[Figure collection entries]
(begin)
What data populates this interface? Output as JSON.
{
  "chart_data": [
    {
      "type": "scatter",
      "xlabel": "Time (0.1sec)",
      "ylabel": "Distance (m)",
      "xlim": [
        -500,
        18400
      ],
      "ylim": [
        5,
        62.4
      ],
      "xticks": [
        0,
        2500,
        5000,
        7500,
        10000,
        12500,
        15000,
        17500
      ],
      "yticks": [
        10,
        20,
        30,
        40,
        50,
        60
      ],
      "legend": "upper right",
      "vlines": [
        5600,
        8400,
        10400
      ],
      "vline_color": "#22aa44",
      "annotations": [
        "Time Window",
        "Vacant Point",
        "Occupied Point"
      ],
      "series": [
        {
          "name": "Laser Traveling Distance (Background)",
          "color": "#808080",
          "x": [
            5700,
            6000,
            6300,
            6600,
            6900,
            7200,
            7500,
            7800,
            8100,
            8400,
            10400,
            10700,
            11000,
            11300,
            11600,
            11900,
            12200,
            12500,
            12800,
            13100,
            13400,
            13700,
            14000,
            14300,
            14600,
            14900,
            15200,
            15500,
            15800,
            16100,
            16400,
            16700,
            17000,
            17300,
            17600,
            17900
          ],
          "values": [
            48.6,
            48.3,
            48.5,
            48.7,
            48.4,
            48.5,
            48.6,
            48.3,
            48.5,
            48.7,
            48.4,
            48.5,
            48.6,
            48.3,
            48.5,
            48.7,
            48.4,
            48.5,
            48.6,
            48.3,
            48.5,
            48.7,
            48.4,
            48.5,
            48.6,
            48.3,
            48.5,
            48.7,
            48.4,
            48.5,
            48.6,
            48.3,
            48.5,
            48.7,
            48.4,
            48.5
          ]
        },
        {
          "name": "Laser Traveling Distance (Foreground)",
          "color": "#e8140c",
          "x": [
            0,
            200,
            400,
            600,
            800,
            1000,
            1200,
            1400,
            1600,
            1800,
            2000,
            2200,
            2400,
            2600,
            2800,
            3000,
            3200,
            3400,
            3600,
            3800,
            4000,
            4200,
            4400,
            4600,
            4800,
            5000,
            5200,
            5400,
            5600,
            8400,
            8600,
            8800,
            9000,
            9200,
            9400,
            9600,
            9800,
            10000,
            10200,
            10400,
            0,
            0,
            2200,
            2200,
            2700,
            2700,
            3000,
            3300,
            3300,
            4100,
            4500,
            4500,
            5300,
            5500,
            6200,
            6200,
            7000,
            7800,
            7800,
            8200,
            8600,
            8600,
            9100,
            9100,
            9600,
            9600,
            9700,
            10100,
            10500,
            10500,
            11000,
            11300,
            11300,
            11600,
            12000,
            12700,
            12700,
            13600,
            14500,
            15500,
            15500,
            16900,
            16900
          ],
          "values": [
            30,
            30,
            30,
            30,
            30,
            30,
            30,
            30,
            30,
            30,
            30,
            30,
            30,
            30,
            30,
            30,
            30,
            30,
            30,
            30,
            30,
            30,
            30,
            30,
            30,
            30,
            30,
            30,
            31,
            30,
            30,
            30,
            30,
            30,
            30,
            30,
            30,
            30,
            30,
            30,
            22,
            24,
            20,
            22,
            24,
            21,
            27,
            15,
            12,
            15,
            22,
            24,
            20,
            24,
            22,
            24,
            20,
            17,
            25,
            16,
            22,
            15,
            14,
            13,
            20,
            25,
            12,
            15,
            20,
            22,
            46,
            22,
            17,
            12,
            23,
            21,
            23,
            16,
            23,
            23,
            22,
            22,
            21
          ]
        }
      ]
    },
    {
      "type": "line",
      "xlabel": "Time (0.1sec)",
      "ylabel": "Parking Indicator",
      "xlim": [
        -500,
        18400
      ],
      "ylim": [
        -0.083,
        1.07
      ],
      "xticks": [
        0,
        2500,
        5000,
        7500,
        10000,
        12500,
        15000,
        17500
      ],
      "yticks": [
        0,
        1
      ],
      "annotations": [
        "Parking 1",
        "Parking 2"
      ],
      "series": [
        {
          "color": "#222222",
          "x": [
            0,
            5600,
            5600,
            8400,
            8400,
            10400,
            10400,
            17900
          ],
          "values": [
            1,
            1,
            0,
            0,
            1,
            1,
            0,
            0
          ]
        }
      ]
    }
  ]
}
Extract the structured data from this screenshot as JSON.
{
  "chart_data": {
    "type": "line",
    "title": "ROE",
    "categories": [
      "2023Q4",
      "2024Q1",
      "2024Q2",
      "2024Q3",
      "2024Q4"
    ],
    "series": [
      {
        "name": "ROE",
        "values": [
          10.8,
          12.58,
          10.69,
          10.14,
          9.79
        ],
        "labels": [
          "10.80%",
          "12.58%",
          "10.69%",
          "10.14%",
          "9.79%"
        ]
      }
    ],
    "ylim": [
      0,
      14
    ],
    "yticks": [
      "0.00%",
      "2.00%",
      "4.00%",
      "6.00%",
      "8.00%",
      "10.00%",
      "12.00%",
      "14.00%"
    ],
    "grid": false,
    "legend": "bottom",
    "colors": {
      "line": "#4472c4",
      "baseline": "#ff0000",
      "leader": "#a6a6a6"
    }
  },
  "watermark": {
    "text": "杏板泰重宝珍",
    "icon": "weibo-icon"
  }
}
(end)
* STATED EXERCISE:
Repeat the data above, word for word.

* RESPONSE:
What data populates this interface? Output as JSON.
{
  "chart_data": [
    {
      "type": "scatter",
      "xlabel": "Time (0.1sec)",
      "ylabel": "Distance (m)",
      "xlim": [
        -500,
        18400
      ],
      "ylim": [
        5,
        62.4
      ],
      "xticks": [
        0,
        2500,
        5000,
        7500,
        10000,
        12500,
        15000,
        17500
      ],
      "yticks": [
        10,
        20,
        30,
        40,
        50,
        60
      ],
      "legend": "upper right",
      "vlines": [
        5600,
        8400,
        10400
      ],
      "vline_color": "#22aa44",
      "annotations": [
        "Time Window",
        "Vacant Point",
        "Occupied Point"
      ],
      "series": [
        {
          "name": "Laser Traveling Distance (Background)",
          "color": "#808080",
          "x": [
            5700,
            6000,
            6300,
            6600,
            6900,
            7200,
            7500,
            7800,
            8100,
            8400,
            10400,
            10700,
            11000,
            11300,
            11600,
            11900,
            12200,
            12500,
            12800,
            13100,
            13400,
            13700,
            14000,
            14300,
            14600,
            14900,
            15200,
            15500,
            15800,
            16100,
            16400,
            16700,
            17000,
            17300,
            17600,
            17900
          ],
          "values": [
            48.6,
            48.3,
            48.5,
            48.7,
            48.4,
            48.5,
            48.6,
            48.3,
            48.5,
            48.7,
            48.4,
            48.5,
            48.6,
            48.3,
            48.5,
            48.7,
            48.4,
            48.5,
            48.6,
            48.3,
            48.5,
            48.7,
            48.4,
            48.5,
            48.6,
            48.3,
            48.5,
            48.7,
            48.4,
            48.5,
            48.6,
            48.3,
            48.5,
            48.7,
            48.4,
            48.5
          ]
        },
        {
          "name": "Laser Traveling Distance (Foreground)",
          "color": "#e8140c",
          "x": [
            0,
            200,
            400,
            600,
            800,
            1000,
            1200,
            1400,
            1600,
            1800,
            2000,
            2200,
            2400,
            2600,
            2800,
            3000,
            3200,
            3400,
            3600,
            3800,
            4000,
            4200,
            4400,
            4600,
            4800,
            5000,
            5200,
            5400,
            5600,
            8400,
            8600,
            8800,
            9000,
            9200,
            9400,
            9600,
            9800,
            10000,
            10200,
            10400,
            0,
            0,
            2200,
            2200,
            2700,
            2700,
            3000,
            3300,
            3300,
            4100,
            4500,
            4500,
            5300,
            5500,
            6200,
            6200,
            7000,
            7800,
            7800,
            8200,
            8600,
            8600,
            9100,
            9100,
            9600,
            9600,
            9700,
            10100,
            10500,
            10500,
            11000,
            11300,
            11300,
            11600,
            12000,
            12700,
            12700,
            13600,
            14500,
            15500,
            15500,
            16900,
            16900
          ],
          "values": [
            30,
            30,
            30,
            30,
            30,
            30,
            30,
            30,
            30,
            30,
            30,
            30,
            30,
            30,
            30,
            30,
            30,
            30,
            30,
            30,
            30,
            30,
            30,
            30,
            30,
            30,
            30,
            30,
            31,
            30,
            30,
            30,
            30,
            30,
            30,
            30,
            30,
            30,
            30,
            30,
            22,
            24,
            20,
            22,
            24,
            21,
            27,
            15,
            12,
            15,
            22,
            24,
            20,
            24,
            22,
            24,
            20,
            17,
            25,
            16,
            22,
            15,
            14,
            13,
            20,
            25,
            12,
            15,
            20,
            22,
            46,
            22,
            17,
            12,
            23,
            21,
            23,
            16,
            23,
            23,
            22,
            22,
            21
          ]
        }
      ]
    },
    {
      "type": "line",
      "xlabel": "Time (0.1sec)",
      "ylabel": "Parking Indicator",
      "xlim": [
        -500,
        18400
      ],
      "ylim": [
        -0.083,
        1.07
      ],
      "xticks": [
        0,
        2500,
        5000,
        7500,
        10000,
        12500,
        15000,
        17500
      ],
      "yticks": [
        0,
        1
      ],
      "annotations": [
        "Parking 1",
        "Parking 2"
      ],
      "series": [
        {
          "color": "#222222",
          "x": [
            0,
            5600,
            5600,
            8400,
            8400,
            10400,
            10400,
            17900
          ],
          "values": [
            1,
            1,
            0,
            0,
            1,
            1,
            0,
            0
          ]
        }
      ]
    }
  ]
}
Extract the structured data from this screenshot as JSON.
{
  "chart_data": {
    "type": "line",
    "title": "ROE",
    "categories": [
      "2023Q4",
      "2024Q1",
      "2024Q2",
      "2024Q3",
      "2024Q4"
    ],
    "series": [
      {
        "name": "ROE",
        "values": [
          10.8,
          12.58,
          10.69,
          10.14,
          9.79
        ],
        "labels": [
          "10.80%",
          "12.58%",
          "10.69%",
          "10.14%",
          "9.79%"
        ]
      }
    ],
    "ylim": [
      0,
      14
    ],
    "yticks": [
      "0.00%",
      "2.00%",
      "4.00%",
      "6.00%",
      "8.00%",
      "10.00%",
      "12.00%",
      "14.00%"
    ],
    "grid": false,
    "legend": "bottom",
    "colors": {
      "line": "#4472c4",
      "baseline": "#ff0000",
      "leader": "#a6a6a6"
    }
  },
  "watermark": {
    "text": "杏板泰重宝珍",
    "icon": "weibo-icon"
  }
}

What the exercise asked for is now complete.